* [STATED EXERCISE]:
Return the lines below exactly, starting with the line that contains "Extract the chart's" and stopping after the last line.

* [WORKING DATA]:
## Start

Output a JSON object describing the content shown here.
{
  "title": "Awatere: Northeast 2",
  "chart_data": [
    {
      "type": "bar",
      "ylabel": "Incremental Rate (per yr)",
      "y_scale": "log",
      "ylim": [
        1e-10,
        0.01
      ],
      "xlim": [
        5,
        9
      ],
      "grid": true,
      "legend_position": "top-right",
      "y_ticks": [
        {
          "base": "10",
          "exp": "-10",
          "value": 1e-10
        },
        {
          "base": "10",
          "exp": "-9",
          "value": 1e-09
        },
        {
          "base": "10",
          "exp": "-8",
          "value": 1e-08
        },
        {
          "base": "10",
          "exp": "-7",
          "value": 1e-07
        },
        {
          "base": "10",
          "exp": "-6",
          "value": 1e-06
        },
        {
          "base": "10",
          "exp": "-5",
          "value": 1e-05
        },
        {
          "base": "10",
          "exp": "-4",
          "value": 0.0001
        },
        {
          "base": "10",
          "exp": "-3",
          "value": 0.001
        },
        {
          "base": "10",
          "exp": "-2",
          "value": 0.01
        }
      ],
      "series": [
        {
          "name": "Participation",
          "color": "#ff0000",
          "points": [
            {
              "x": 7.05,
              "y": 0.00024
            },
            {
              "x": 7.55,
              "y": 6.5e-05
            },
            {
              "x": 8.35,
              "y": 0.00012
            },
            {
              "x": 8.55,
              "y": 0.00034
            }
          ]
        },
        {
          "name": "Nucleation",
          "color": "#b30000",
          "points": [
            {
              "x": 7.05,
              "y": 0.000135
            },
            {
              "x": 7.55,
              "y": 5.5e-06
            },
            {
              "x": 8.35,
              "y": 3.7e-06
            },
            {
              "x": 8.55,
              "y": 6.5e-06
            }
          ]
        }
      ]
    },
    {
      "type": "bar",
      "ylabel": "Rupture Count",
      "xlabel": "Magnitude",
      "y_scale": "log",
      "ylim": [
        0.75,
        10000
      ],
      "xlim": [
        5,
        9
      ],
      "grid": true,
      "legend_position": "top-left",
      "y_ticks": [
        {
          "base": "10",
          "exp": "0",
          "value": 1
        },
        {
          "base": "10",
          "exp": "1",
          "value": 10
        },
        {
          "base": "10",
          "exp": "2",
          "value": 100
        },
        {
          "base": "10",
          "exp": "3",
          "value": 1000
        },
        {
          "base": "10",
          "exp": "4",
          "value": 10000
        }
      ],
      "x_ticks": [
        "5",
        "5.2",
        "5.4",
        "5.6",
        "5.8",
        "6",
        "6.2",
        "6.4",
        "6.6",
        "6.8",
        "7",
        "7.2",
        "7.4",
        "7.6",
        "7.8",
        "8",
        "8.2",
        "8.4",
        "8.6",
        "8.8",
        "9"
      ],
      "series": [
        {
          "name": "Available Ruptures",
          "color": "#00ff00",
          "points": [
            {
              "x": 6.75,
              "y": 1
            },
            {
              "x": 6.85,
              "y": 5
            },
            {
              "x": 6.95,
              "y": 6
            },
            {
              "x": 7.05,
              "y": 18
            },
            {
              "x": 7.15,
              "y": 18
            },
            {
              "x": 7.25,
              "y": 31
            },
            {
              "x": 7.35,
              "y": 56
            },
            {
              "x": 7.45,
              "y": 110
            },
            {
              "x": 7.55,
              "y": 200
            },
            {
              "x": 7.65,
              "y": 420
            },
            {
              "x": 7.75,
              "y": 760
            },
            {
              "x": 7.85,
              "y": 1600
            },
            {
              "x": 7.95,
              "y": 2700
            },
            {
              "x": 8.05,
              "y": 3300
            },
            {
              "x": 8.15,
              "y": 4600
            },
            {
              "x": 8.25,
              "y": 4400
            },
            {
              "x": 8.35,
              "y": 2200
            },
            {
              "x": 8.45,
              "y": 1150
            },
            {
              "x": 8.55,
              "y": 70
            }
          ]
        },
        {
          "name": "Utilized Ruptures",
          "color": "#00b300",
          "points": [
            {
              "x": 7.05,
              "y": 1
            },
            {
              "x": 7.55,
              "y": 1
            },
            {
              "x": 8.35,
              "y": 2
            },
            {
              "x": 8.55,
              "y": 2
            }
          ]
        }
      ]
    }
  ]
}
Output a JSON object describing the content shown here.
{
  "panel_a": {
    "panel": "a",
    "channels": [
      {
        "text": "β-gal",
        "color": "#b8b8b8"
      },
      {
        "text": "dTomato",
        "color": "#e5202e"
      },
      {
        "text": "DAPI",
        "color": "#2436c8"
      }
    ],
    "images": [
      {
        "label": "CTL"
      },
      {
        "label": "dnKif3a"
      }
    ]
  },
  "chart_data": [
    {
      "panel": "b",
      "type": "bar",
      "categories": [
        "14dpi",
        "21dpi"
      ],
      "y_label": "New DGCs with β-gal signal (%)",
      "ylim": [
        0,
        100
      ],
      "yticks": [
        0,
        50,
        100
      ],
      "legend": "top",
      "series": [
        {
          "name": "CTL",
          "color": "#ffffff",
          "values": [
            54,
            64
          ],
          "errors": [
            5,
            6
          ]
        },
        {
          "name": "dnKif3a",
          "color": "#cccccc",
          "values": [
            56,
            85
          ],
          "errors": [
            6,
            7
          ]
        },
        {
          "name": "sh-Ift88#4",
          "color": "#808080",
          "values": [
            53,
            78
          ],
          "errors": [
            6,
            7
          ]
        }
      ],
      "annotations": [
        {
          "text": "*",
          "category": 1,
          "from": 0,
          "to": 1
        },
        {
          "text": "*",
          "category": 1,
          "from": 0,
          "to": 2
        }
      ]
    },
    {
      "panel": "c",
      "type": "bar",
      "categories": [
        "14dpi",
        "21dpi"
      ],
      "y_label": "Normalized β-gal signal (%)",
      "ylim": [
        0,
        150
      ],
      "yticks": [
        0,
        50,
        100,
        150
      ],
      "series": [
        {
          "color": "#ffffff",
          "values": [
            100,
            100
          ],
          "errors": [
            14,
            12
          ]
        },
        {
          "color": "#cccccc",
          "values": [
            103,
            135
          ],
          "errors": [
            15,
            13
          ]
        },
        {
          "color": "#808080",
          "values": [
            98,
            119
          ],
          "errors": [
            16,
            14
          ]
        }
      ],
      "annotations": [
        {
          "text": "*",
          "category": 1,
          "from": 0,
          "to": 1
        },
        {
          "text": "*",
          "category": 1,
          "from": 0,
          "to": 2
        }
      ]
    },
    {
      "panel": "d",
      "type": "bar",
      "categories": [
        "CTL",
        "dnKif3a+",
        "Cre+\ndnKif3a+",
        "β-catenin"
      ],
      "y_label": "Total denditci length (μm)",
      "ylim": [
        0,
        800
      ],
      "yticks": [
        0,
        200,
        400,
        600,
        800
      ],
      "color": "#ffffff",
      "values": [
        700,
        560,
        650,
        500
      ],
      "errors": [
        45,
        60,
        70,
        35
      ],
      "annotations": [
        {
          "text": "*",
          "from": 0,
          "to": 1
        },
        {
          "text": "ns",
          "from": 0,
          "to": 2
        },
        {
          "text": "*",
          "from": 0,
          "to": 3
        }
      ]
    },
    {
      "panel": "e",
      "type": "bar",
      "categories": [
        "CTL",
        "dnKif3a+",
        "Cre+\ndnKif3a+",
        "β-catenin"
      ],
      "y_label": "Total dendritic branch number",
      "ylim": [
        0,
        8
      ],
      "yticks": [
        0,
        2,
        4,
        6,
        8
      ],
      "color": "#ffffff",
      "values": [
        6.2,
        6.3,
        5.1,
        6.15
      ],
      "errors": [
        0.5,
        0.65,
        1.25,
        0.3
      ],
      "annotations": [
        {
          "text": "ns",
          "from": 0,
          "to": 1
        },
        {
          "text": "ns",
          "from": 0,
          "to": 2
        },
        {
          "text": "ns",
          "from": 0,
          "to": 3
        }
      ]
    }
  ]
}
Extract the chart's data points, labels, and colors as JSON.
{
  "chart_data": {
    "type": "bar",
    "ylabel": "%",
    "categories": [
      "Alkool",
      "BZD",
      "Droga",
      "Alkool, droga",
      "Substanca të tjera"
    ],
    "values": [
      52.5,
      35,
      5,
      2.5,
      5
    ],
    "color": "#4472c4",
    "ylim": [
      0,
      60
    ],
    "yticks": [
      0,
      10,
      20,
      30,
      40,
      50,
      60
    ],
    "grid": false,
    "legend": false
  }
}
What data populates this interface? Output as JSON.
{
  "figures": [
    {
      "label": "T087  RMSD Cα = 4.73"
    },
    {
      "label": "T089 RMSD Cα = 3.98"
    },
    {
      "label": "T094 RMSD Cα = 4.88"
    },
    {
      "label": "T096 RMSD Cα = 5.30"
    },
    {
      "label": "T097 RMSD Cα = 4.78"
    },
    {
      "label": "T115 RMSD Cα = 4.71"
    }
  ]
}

## End

* [RESPONSE]:
Extract the chart's data points, labels, and colors as JSON.
{
  "chart_data": {
    "type": "bar",
    "ylabel": "%",
    "categories": [
      "Alkool",
      "BZD",
      "Droga",
      "Alkool, droga",
      "Substanca të tjera"
    ],
    "values": [
      52.5,
      35,
      5,
      2.5,
      5
    ],
    "color": "#4472c4",
    "ylim": [
      0,
      60
    ],
    "yticks": [
      0,
      10,
      20,
      30,
      40,
      50,
      60
    ],
    "grid": false,
    "legend": false
  }
}
What data populates this interface? Output as JSON.
{
  "figures": [
    {
      "label": "T087  RMSD Cα = 4.73"
    },
    {
      "label": "T089 RMSD Cα = 3.98"
    },
    {
      "label": "T094 RMSD Cα = 4.88"
    },
    {
      "label": "T096 RMSD Cα = 5.30"
    },
    {
      "label": "T097 RMSD Cα = 4.78"
    },
    {
      "label": "T115 RMSD Cα = 4.71"
    }
  ]
}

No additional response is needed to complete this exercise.